══ Trecho fornecido ══
Em resumo, e como sintetizado por Bresser Pereira, o diagnóstico de Rangel da inflação brasileira como basicamente relacionada com a estrutura da distribuição da renda do país, sua verificação de que a inflação era de custos e não de demanda, e que a inflação como um todo era um mecanismo de defesa da economia em face a seus próprios desequilíbrios, inovaram radicalmente o pensamento econômico brasileiro.
Entretanto, Rangel não somente tinha análises e um diagnóstico inovador da inflação no Brasil. Ele tinha propostas, e propostas inovadoras, tema que nos remete ao presente e ao futuro do país (***). Mas isso fica para a próxima newsletter!
Se sua empresa, organização ou instituição deseja saber mais sobre os aspectos históricos e atualidades da inflação brasileira, não hesite em nos contatar!
(*) Importante lembrar para o leitor o contexto em que tal livro foi produzido. O Brasil não tinha um Banco Central- BC (que só veio a ser criado em 1965), tampouco um sistema financeiro estruturado e centralizado na órbita do BC. E o mundo vivia um período de agravamento das tensões geopolíticas no âmbito da chamada “Guerra Fria”, marcadamente entre os Estados Unidos e a União Soviética. Para mais detalhes sobre o ambiente econômico naquele período, e sobre a trajetória da inflação no Brasil até mais recentemente, ver o competente livro do Professor Affonso Censo Pastore, intitulado “Inflação e Crises: o papel da moeda”, Elsevier/Campus, 2015. Como complemento, aconselhamos uma leitura ao livro do Professor Gustavo Franco, intitulado “A Moeda e a Lei: Uma História Monetária Brasileira 1933-2013”. Editora Zahar, 2017.
(**) Adicionalmente, é necessário observar que mesmo tendo recebido grande influência do economista John Maynard Keynes, precisamos descontar o fato de que muito provavelmente Rangel não tinha um apropriado conhecimento das nuances do modelo Mundell-Fleming, desenvolvido pelos economistas Robert A. Mundell e J. Marcus Fleming (o modelo conhecido como IS-LM-BP), já que tal modelo estava começando a ser divulgado no início dos anos 60. Este modelo estendia o modelo macroeconômico keynesiano IS-LM (próprio de uma economia fechada) para uma pequena economia aberta. Tampouco Rangel demonstrou conhecimento sobre o modelo IS-TR, em que a Regra de Taylor (TR)(associada com inflation targeting – metas de inflação), devida ao economista John Taylor, substituiu no início dos anos 1990s a curva LM no modelo IS-LM.
(***) Nossa intenção é resgatar a forma como Ignácio Rangel pensou o desenvolvimento do Brasil, e de modo particular sua teoria da dualidade, para associarmos seu framework analítico às estratégias em estão em curso tanto na China (com a sua estratégia de “dual circulation” da Xinomics - de Xi Jinping) como nos EUA (com a estratégia da “two-track economy” da Bidenomics - de Joe Biden).
═══
══ Dados apresentados ══
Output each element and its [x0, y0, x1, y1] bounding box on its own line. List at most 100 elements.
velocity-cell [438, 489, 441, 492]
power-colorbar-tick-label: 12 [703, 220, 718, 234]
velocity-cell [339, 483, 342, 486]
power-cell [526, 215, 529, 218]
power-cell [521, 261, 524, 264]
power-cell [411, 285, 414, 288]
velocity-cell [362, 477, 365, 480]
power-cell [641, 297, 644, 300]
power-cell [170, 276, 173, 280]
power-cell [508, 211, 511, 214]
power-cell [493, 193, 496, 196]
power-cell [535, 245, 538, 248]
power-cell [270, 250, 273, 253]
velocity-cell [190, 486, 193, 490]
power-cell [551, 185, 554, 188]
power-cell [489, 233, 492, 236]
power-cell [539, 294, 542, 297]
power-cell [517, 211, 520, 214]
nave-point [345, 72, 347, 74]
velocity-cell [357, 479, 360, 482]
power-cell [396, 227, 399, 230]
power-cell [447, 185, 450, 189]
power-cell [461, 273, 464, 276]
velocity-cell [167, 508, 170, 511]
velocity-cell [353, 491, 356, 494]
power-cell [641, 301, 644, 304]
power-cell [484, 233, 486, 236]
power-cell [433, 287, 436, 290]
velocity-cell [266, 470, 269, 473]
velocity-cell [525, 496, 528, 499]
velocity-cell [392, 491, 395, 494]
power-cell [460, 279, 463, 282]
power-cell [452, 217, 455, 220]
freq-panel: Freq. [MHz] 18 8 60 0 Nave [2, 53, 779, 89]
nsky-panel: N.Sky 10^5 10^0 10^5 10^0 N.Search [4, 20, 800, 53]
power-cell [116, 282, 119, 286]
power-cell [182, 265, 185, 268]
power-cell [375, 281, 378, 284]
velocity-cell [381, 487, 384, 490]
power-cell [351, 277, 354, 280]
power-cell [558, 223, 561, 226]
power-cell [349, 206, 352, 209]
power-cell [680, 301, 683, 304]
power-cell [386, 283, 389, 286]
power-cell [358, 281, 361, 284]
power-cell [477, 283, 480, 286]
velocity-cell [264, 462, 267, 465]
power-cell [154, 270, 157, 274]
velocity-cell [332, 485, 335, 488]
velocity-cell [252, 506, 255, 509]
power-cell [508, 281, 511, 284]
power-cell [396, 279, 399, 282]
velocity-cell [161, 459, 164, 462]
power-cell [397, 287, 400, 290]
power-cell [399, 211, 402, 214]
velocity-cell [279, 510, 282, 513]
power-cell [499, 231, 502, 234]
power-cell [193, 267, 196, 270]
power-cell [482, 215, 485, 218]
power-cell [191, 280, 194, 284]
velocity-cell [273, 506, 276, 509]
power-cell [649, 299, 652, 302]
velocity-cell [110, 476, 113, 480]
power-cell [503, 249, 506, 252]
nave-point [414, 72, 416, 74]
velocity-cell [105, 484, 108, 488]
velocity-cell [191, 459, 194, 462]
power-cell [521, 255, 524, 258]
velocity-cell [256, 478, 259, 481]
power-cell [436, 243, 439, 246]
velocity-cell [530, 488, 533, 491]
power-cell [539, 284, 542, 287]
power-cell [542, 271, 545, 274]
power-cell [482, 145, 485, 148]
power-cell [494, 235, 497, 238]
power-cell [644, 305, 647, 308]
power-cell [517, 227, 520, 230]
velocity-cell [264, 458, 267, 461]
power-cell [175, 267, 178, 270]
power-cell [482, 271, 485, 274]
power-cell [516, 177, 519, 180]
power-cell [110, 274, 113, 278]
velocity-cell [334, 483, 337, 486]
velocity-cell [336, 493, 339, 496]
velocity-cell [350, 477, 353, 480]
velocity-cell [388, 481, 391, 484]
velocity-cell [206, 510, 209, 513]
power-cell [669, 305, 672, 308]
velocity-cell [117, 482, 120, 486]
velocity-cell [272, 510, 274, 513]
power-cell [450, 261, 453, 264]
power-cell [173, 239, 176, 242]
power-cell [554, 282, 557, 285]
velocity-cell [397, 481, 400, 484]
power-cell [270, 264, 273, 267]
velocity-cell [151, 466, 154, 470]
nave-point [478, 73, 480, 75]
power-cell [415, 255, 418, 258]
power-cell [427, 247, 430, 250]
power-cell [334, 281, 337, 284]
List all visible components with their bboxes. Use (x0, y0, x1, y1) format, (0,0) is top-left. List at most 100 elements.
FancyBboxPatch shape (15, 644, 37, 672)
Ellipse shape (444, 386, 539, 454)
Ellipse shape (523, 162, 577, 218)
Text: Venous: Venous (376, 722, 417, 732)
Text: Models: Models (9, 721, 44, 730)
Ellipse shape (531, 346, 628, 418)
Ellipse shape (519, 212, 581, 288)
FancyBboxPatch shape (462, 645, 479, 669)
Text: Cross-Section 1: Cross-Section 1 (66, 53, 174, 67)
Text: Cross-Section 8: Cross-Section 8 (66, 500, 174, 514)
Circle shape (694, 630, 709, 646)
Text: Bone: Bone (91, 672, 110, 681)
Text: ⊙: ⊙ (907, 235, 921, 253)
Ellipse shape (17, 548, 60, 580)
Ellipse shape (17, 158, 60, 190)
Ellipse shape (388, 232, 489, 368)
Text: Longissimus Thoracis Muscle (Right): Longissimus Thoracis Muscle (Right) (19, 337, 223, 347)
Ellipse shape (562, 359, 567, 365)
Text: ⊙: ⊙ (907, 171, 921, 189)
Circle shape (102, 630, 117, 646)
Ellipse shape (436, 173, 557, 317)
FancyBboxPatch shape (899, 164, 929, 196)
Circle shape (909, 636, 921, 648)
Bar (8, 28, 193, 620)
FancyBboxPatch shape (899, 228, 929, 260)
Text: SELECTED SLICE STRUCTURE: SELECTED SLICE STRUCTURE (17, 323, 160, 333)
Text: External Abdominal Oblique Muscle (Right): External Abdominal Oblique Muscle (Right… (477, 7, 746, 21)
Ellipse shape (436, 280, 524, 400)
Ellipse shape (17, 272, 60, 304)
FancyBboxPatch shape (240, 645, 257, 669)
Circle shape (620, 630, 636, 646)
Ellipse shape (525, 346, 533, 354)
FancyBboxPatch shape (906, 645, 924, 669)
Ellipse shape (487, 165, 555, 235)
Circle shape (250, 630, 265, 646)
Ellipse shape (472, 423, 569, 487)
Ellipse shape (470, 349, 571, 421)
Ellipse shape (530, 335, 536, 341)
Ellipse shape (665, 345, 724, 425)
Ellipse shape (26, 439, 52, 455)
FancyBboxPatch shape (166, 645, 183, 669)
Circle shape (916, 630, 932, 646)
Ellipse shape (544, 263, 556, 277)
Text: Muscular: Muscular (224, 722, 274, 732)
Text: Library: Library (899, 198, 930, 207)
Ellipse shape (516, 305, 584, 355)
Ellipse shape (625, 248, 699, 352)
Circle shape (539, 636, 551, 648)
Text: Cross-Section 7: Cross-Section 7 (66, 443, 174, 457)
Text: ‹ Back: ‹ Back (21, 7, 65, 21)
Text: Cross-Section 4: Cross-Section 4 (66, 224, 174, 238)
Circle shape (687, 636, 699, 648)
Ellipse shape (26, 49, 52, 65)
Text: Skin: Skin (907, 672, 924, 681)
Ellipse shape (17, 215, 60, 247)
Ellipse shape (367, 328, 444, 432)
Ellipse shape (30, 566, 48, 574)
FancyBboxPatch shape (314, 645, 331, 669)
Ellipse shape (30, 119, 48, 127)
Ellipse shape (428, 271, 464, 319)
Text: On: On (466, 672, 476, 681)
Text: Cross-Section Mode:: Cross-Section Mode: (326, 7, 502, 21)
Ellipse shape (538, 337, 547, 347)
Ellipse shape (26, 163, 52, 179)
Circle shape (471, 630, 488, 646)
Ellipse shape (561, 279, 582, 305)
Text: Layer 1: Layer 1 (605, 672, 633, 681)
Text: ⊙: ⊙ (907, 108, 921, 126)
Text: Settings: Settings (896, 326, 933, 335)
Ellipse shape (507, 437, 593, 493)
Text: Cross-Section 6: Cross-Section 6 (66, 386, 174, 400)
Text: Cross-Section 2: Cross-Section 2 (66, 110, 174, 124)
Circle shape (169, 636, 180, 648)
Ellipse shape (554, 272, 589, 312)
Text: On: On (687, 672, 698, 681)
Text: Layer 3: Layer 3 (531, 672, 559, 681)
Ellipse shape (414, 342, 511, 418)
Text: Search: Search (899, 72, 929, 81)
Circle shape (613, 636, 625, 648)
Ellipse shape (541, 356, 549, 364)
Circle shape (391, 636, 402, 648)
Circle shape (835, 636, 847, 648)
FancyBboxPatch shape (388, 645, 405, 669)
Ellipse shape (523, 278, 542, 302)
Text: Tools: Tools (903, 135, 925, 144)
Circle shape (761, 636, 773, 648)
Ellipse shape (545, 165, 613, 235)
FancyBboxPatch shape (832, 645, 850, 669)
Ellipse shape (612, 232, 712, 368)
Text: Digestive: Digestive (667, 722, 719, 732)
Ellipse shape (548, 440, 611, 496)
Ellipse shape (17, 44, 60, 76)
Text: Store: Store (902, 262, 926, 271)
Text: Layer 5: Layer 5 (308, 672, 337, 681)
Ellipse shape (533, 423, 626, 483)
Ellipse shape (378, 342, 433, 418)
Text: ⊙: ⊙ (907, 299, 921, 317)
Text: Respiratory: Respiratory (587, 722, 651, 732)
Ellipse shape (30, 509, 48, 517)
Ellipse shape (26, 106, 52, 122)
═══
◆ O que se pede: Segundo o trecho sobre a inflação brasileira, em que ano foi criado o Banco Central do Brasil? Responda com base somente no trecho.

◆ Resposta: Em 1965.